Extracted data:
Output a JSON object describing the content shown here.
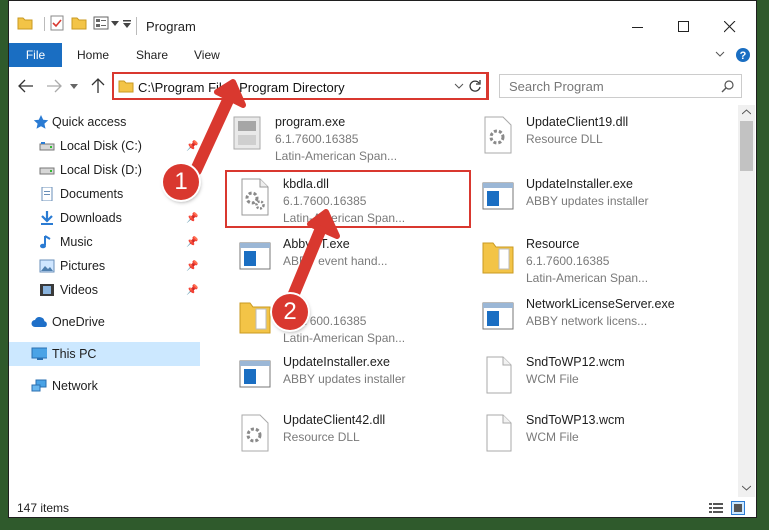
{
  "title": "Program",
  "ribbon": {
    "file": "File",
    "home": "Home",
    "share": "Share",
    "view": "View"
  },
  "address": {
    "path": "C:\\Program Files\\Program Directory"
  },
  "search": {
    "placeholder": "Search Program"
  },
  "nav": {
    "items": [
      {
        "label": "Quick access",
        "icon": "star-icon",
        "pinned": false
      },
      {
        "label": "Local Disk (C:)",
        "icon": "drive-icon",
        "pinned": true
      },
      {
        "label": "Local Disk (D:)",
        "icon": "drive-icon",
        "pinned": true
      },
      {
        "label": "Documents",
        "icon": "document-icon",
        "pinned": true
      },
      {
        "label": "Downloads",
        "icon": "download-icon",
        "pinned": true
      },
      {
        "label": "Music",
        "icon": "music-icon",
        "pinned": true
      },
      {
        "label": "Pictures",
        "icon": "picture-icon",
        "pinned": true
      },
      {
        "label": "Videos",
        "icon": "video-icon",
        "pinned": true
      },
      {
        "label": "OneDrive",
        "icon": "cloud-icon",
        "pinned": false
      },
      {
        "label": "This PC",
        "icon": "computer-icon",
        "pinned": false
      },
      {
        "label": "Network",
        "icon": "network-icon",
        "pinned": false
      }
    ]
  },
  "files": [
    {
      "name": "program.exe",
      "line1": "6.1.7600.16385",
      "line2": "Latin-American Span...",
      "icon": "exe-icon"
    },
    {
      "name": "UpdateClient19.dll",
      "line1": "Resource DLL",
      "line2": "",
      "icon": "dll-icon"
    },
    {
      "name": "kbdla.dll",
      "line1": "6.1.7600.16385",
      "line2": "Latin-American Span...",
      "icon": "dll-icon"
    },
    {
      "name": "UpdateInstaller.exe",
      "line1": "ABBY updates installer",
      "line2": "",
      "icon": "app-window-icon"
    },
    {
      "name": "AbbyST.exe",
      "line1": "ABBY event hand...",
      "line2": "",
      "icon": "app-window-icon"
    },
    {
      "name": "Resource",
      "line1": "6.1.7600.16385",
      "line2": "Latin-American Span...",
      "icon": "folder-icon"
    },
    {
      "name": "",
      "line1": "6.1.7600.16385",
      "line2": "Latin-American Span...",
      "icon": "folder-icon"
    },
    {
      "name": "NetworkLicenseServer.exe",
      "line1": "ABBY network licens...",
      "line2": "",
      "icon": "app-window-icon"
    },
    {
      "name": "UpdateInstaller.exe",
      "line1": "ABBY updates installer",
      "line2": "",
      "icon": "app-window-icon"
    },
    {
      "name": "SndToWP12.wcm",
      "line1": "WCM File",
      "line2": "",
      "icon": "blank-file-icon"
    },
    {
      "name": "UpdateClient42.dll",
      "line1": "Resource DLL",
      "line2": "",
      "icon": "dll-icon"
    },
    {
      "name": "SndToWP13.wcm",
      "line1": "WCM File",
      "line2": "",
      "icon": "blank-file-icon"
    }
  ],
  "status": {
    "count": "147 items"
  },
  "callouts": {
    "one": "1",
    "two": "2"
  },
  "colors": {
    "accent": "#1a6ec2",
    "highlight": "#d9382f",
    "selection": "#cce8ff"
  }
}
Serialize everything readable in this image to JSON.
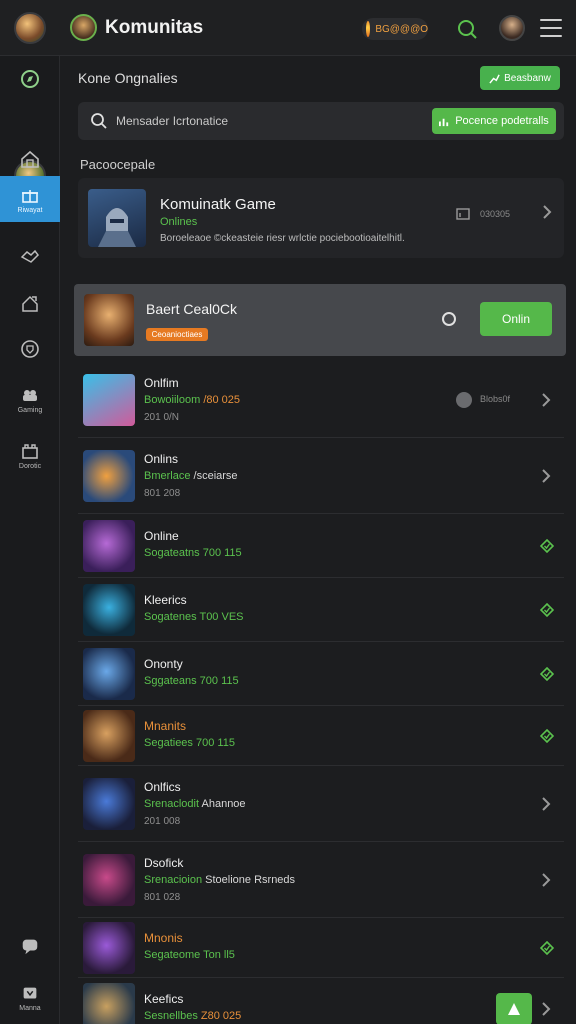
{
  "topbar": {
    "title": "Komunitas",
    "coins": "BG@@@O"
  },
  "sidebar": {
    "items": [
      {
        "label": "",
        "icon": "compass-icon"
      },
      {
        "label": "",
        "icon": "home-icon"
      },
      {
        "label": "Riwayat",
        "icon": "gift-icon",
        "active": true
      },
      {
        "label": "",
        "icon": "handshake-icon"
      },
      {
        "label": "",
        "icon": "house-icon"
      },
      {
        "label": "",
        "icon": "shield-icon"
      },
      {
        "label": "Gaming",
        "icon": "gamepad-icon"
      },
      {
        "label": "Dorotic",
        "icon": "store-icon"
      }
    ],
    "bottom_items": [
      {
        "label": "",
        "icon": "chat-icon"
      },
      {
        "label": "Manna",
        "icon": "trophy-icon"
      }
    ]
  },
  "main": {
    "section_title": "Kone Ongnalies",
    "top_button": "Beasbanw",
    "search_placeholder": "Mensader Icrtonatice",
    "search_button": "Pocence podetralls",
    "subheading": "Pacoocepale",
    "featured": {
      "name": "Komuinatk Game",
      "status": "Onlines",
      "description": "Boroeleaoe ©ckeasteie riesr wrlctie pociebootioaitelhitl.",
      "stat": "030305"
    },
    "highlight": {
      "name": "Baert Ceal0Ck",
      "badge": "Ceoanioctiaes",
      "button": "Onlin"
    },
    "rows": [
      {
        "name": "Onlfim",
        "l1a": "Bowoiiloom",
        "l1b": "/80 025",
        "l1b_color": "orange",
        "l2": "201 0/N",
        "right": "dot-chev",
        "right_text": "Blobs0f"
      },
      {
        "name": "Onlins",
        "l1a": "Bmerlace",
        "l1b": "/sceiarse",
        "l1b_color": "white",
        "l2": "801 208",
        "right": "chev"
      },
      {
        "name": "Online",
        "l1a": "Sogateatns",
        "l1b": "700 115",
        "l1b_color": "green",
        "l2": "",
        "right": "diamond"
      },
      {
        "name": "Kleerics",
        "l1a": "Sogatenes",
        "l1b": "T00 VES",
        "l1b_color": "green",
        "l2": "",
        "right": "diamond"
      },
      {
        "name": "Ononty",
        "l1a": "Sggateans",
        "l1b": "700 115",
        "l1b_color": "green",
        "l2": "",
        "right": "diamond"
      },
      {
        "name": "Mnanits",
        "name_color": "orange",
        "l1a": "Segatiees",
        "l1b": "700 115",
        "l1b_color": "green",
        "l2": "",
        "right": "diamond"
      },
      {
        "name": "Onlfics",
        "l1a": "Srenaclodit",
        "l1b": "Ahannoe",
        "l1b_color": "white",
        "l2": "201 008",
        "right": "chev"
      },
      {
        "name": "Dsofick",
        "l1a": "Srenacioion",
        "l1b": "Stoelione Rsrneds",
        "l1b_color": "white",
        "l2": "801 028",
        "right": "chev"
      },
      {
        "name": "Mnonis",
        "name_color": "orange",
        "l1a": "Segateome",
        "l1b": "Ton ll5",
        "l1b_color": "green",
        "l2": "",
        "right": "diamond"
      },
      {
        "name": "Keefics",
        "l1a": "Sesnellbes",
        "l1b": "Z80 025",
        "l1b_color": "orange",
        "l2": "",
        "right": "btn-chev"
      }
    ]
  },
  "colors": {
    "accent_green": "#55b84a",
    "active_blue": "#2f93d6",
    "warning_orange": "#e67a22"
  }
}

What you need to do:
The pictures should not be reproduced; quote all of the other material exactly.

Reply:
Output a JSON object describing the content shown here.
{
  "title": "Program",
  "ribbon": {
    "file": "File",
    "home": "Home",
    "share": "Share",
    "view": "View"
  },
  "address": {
    "path": "C:\\Program Files\\Program Directory"
  },
  "search": {
    "placeholder": "Search Program"
  },
  "nav": {
    "items": [
      {
        "label": "Quick access",
        "icon": "star-icon",
        "pinned": false
      },
      {
        "label": "Local Disk (C:)",
        "icon": "drive-icon",
        "pinned": true
      },
      {
        "label": "Local Disk (D:)",
        "icon": "drive-icon",
        "pinned": true
      },
      {
        "label": "Documents",
        "icon": "document-icon",
        "pinned": true
      },
      {
        "label": "Downloads",
        "icon": "download-icon",
        "pinned": true
      },
      {
        "label": "Music",
        "icon": "music-icon",
        "pinned": true
      },
      {
        "label": "Pictures",
        "icon": "picture-icon",
        "pinned": true
      },
      {
        "label": "Videos",
        "icon": "video-icon",
        "pinned": true
      },
      {
        "label": "OneDrive",
        "icon": "cloud-icon",
        "pinned": false
      },
      {
        "label": "This PC",
        "icon": "computer-icon",
        "pinned": false
      },
      {
        "label": "Network",
        "icon": "network-icon",
        "pinned": false
      }
    ]
  },
  "files": [
    {
      "name": "program.exe",
      "line1": "6.1.7600.16385",
      "line2": "Latin-American Span...",
      "icon": "exe-icon"
    },
    {
      "name": "UpdateClient19.dll",
      "line1": "Resource DLL",
      "line2": "",
      "icon": "dll-icon"
    },
    {
      "name": "kbdla.dll",
      "line1": "6.1.7600.16385",
      "line2": "Latin-American Span...",
      "icon": "dll-icon"
    },
    {
      "name": "UpdateInstaller.exe",
      "line1": "ABBY updates installer",
      "line2": "",
      "icon": "app-window-icon"
    },
    {
      "name": "AbbyST.exe",
      "line1": "ABBY event hand...",
      "line2": "",
      "icon": "app-window-icon"
    },
    {
      "name": "Resource",
      "line1": "6.1.7600.16385",
      "line2": "Latin-American Span...",
      "icon": "folder-icon"
    },
    {
      "name": "",
      "line1": "6.1.7600.16385",
      "line2": "Latin-American Span...",
      "icon": "folder-icon"
    },
    {
      "name": "NetworkLicenseServer.exe",
      "line1": "ABBY network licens...",
      "line2": "",
      "icon": "app-window-icon"
    },
    {
      "name": "UpdateInstaller.exe",
      "line1": "ABBY updates installer",
      "line2": "",
      "icon": "app-window-icon"
    },
    {
      "name": "SndToWP12.wcm",
      "line1": "WCM File",
      "line2": "",
      "icon": "blank-file-icon"
    },
    {
      "name": "UpdateClient42.dll",
      "line1": "Resource DLL",
      "line2": "",
      "icon": "dll-icon"
    },
    {
      "name": "SndToWP13.wcm",
      "line1": "WCM File",
      "line2": "",
      "icon": "blank-file-icon"
    }
  ],
  "status": {
    "count": "147 items"
  },
  "callouts": {
    "one": "1",
    "two": "2"
  },
  "colors": {
    "accent": "#1a6ec2",
    "highlight": "#d9382f",
    "selection": "#cce8ff"
  }
}
Serialize everything readable in this image to JSON.
{
  "topbar": {
    "title": "Komunitas",
    "coins": "BG@@@O"
  },
  "sidebar": {
    "items": [
      {
        "label": "",
        "icon": "compass-icon"
      },
      {
        "label": "",
        "icon": "home-icon"
      },
      {
        "label": "Riwayat",
        "icon": "gift-icon",
        "active": true
      },
      {
        "label": "",
        "icon": "handshake-icon"
      },
      {
        "label": "",
        "icon": "house-icon"
      },
      {
        "label": "",
        "icon": "shield-icon"
      },
      {
        "label": "Gaming",
        "icon": "gamepad-icon"
      },
      {
        "label": "Dorotic",
        "icon": "store-icon"
      }
    ],
    "bottom_items": [
      {
        "label": "",
        "icon": "chat-icon"
      },
      {
        "label": "Manna",
        "icon": "trophy-icon"
      }
    ]
  },
  "main": {
    "section_title": "Kone Ongnalies",
    "top_button": "Beasbanw",
    "search_placeholder": "Mensader Icrtonatice",
    "search_button": "Pocence podetralls",
    "subheading": "Pacoocepale",
    "featured": {
      "name": "Komuinatk Game",
      "status": "Onlines",
      "description": "Boroeleaoe ©ckeasteie riesr wrlctie pociebootioaitelhitl.",
      "stat": "030305"
    },
    "highlight": {
      "name": "Baert Ceal0Ck",
      "badge": "Ceoanioctiaes",
      "button": "Onlin"
    },
    "rows": [
      {
        "name": "Onlfim",
        "l1a": "Bowoiiloom",
        "l1b": "/80 025",
        "l1b_color": "orange",
        "l2": "201 0/N",
        "right": "dot-chev",
        "right_text": "Blobs0f"
      },
      {
        "name": "Onlins",
        "l1a": "Bmerlace",
        "l1b": "/sceiarse",
        "l1b_color": "white",
        "l2": "801 208",
        "right": "chev"
      },
      {
        "name": "Online",
        "l1a": "Sogateatns",
        "l1b": "700 115",
        "l1b_color": "green",
        "l2": "",
        "right": "diamond"
      },
      {
        "name": "Kleerics",
        "l1a": "Sogatenes",
        "l1b": "T00 VES",
        "l1b_color": "green",
        "l2": "",
        "right": "diamond"
      },
      {
        "name": "Ononty",
        "l1a": "Sggateans",
        "l1b": "700 115",
        "l1b_color": "green",
        "l2": "",
        "right": "diamond"
      },
      {
        "name": "Mnanits",
        "name_color": "orange",
        "l1a": "Segatiees",
        "l1b": "700 115",
        "l1b_color": "green",
        "l2": "",
        "right": "diamond"
      },
      {
        "name": "Onlfics",
        "l1a": "Srenaclodit",
        "l1b": "Ahannoe",
        "l1b_color": "white",
        "l2": "201 008",
        "right": "chev"
      },
      {
        "name": "Dsofick",
        "l1a": "Srenacioion",
        "l1b": "Stoelione Rsrneds",
        "l1b_color": "white",
        "l2": "801 028",
        "right": "chev"
      },
      {
        "name": "Mnonis",
        "name_color": "orange",
        "l1a": "Segateome",
        "l1b": "Ton ll5",
        "l1b_color": "green",
        "l2": "",
        "right": "diamond"
      },
      {
        "name": "Keefics",
        "l1a": "Sesnellbes",
        "l1b": "Z80 025",
        "l1b_color": "orange",
        "l2": "",
        "right": "btn-chev"
      }
    ]
  },
  "colors": {
    "accent_green": "#55b84a",
    "active_blue": "#2f93d6",
    "warning_orange": "#e67a22"
  }
}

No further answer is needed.